◆ Goal:
Each line of the material must be returned exactly.

◆ Input data:
------------------------------------------------

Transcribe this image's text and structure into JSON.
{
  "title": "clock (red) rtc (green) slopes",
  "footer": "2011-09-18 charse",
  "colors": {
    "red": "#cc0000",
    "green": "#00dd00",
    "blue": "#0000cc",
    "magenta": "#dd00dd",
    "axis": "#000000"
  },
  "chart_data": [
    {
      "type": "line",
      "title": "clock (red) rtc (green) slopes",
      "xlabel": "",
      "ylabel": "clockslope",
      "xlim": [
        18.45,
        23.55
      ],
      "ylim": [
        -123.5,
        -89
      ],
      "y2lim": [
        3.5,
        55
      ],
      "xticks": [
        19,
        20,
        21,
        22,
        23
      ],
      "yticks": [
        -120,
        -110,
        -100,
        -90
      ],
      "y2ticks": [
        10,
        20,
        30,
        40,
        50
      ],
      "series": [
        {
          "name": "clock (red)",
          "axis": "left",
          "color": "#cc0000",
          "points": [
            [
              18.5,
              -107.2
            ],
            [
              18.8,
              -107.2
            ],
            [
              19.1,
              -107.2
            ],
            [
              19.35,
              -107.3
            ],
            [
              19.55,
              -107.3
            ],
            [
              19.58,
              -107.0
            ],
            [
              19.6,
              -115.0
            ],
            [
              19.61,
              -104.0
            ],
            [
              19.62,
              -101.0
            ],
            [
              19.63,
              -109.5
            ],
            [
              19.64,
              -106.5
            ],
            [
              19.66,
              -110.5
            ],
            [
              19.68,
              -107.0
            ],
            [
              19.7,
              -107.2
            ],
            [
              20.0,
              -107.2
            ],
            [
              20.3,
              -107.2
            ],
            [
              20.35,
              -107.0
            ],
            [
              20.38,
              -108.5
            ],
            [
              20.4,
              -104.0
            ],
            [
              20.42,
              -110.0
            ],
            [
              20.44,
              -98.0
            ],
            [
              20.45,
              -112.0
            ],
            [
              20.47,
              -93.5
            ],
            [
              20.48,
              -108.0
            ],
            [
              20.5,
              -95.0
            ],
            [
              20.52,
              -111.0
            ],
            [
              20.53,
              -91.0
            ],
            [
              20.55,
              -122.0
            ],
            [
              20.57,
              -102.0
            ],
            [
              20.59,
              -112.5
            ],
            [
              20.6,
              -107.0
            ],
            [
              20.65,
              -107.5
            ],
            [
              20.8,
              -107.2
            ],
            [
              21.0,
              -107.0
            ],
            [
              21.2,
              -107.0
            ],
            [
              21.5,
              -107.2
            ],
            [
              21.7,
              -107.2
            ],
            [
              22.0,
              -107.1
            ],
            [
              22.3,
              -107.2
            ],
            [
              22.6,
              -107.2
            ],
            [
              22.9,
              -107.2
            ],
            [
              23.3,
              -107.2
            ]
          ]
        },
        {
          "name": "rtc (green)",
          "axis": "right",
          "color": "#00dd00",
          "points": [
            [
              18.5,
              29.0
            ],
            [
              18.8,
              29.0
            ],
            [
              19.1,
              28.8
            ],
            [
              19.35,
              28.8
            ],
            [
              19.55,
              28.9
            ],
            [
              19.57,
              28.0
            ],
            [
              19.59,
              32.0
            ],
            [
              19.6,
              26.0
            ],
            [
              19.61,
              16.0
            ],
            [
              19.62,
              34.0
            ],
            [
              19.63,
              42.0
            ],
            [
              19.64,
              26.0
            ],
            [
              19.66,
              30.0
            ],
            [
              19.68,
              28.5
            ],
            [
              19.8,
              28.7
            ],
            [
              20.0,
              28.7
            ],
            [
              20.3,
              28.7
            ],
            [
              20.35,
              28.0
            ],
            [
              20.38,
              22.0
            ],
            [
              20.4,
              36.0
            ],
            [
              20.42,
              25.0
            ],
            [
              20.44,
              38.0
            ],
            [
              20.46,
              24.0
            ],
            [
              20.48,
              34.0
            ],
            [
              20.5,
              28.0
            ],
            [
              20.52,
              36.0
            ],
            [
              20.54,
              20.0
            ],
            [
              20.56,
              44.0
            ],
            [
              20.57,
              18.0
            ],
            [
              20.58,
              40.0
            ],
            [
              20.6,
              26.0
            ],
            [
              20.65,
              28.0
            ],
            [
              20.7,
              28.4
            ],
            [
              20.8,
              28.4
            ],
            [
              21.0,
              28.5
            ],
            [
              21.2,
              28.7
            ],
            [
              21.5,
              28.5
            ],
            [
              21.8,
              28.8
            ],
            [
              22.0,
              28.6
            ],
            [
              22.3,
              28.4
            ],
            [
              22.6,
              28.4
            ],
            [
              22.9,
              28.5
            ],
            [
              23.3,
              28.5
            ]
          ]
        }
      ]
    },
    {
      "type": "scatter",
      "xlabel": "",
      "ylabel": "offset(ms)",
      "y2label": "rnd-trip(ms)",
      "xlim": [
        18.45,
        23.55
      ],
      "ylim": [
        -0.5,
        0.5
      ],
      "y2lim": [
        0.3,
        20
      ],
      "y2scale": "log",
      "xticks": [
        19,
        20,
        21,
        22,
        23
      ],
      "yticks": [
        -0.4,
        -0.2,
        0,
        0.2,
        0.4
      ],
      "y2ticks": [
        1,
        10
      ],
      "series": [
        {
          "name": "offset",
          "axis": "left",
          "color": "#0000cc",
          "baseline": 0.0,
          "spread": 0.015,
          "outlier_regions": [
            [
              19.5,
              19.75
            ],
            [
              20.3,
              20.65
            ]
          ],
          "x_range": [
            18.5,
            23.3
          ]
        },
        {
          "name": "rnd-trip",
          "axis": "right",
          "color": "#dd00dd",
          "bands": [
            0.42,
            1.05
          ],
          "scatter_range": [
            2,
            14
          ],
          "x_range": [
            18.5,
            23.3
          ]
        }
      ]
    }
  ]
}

------------------------------------------------

◆ Final result:
Transcribe this image's text and structure into JSON.
{
  "title": "clock (red) rtc (green) slopes",
  "footer": "2011-09-18 charse",
  "colors": {
    "red": "#cc0000",
    "green": "#00dd00",
    "blue": "#0000cc",
    "magenta": "#dd00dd",
    "axis": "#000000"
  },
  "chart_data": [
    {
      "type": "line",
      "title": "clock (red) rtc (green) slopes",
      "xlabel": "",
      "ylabel": "clockslope",
      "xlim": [
        18.45,
        23.55
      ],
      "ylim": [
        -123.5,
        -89
      ],
      "y2lim": [
        3.5,
        55
      ],
      "xticks": [
        19,
        20,
        21,
        22,
        23
      ],
      "yticks": [
        -120,
        -110,
        -100,
        -90
      ],
      "y2ticks": [
        10,
        20,
        30,
        40,
        50
      ],
      "series": [
        {
          "name": "clock (red)",
          "axis": "left",
          "color": "#cc0000",
          "points": [
            [
              18.5,
              -107.2
            ],
            [
              18.8,
              -107.2
            ],
            [
              19.1,
              -107.2
            ],
            [
              19.35,
              -107.3
            ],
            [
              19.55,
              -107.3
            ],
            [
              19.58,
              -107.0
            ],
            [
              19.6,
              -115.0
            ],
            [
              19.61,
              -104.0
            ],
            [
              19.62,
              -101.0
            ],
            [
              19.63,
              -109.5
            ],
            [
              19.64,
              -106.5
            ],
            [
              19.66,
              -110.5
            ],
            [
              19.68,
              -107.0
            ],
            [
              19.7,
              -107.2
            ],
            [
              20.0,
              -107.2
            ],
            [
              20.3,
              -107.2
            ],
            [
              20.35,
              -107.0
            ],
            [
              20.38,
              -108.5
            ],
            [
              20.4,
              -104.0
            ],
            [
              20.42,
              -110.0
            ],
            [
              20.44,
              -98.0
            ],
            [
              20.45,
              -112.0
            ],
            [
              20.47,
              -93.5
            ],
            [
              20.48,
              -108.0
            ],
            [
              20.5,
              -95.0
            ],
            [
              20.52,
              -111.0
            ],
            [
              20.53,
              -91.0
            ],
            [
              20.55,
              -122.0
            ],
            [
              20.57,
              -102.0
            ],
            [
              20.59,
              -112.5
            ],
            [
              20.6,
              -107.0
            ],
            [
              20.65,
              -107.5
            ],
            [
              20.8,
              -107.2
            ],
            [
              21.0,
              -107.0
            ],
            [
              21.2,
              -107.0
            ],
            [
              21.5,
              -107.2
            ],
            [
              21.7,
              -107.2
            ],
            [
              22.0,
              -107.1
            ],
            [
              22.3,
              -107.2
            ],
            [
              22.6,
              -107.2
            ],
            [
              22.9,
              -107.2
            ],
            [
              23.3,
              -107.2
            ]
          ]
        },
        {
          "name": "rtc (green)",
          "axis": "right",
          "color": "#00dd00",
          "points": [
            [
              18.5,
              29.0
            ],
            [
              18.8,
              29.0
            ],
            [
              19.1,
              28.8
            ],
            [
              19.35,
              28.8
            ],
            [
              19.55,
              28.9
            ],
            [
              19.57,
              28.0
            ],
            [
              19.59,
              32.0
            ],
            [
              19.6,
              26.0
            ],
            [
              19.61,
              16.0
            ],
            [
              19.62,
              34.0
            ],
            [
              19.63,
              42.0
            ],
            [
              19.64,
              26.0
            ],
            [
              19.66,
              30.0
            ],
            [
              19.68,
              28.5
            ],
            [
              19.8,
              28.7
            ],
            [
              20.0,
              28.7
            ],
            [
              20.3,
              28.7
            ],
            [
              20.35,
              28.0
            ],
            [
              20.38,
              22.0
            ],
            [
              20.4,
              36.0
            ],
            [
              20.42,
              25.0
            ],
            [
              20.44,
              38.0
            ],
            [
              20.46,
              24.0
            ],
            [
              20.48,
              34.0
            ],
            [
              20.5,
              28.0
            ],
            [
              20.52,
              36.0
            ],
            [
              20.54,
              20.0
            ],
            [
              20.56,
              44.0
            ],
            [
              20.57,
              18.0
            ],
            [
              20.58,
              40.0
            ],
            [
              20.6,
              26.0
            ],
            [
              20.65,
              28.0
            ],
            [
              20.7,
              28.4
            ],
            [
              20.8,
              28.4
            ],
            [
              21.0,
              28.5
            ],
            [
              21.2,
              28.7
            ],
            [
              21.5,
              28.5
            ],
            [
              21.8,
              28.8
            ],
            [
              22.0,
              28.6
            ],
            [
              22.3,
              28.4
            ],
            [
              22.6,
              28.4
            ],
            [
              22.9,
              28.5
            ],
            [
              23.3,
              28.5
            ]
          ]
        }
      ]
    },
    {
      "type": "scatter",
      "xlabel": "",
      "ylabel": "offset(ms)",
      "y2label": "rnd-trip(ms)",
      "xlim": [
        18.45,
        23.55
      ],
      "ylim": [
        -0.5,
        0.5
      ],
      "y2lim": [
        0.3,
        20
      ],
      "y2scale": "log",
      "xticks": [
        19,
        20,
        21,
        22,
        23
      ],
      "yticks": [
        -0.4,
        -0.2,
        0,
        0.2,
        0.4
      ],
      "y2ticks": [
        1,
        10
      ],
      "series": [
        {
          "name": "offset",
          "axis": "left",
          "color": "#0000cc",
          "baseline": 0.0,
          "spread": 0.015,
          "outlier_regions": [
            [
              19.5,
              19.75
            ],
            [
              20.3,
              20.65
            ]
          ],
          "x_range": [
            18.5,
            23.3
          ]
        },
        {
          "name": "rnd-trip",
          "axis": "right",
          "color": "#dd00dd",
          "bands": [
            0.42,
            1.05
          ],
          "scatter_range": [
            2,
            14
          ],
          "x_range": [
            18.5,
            23.3
          ]
        }
      ]
    }
  ]
}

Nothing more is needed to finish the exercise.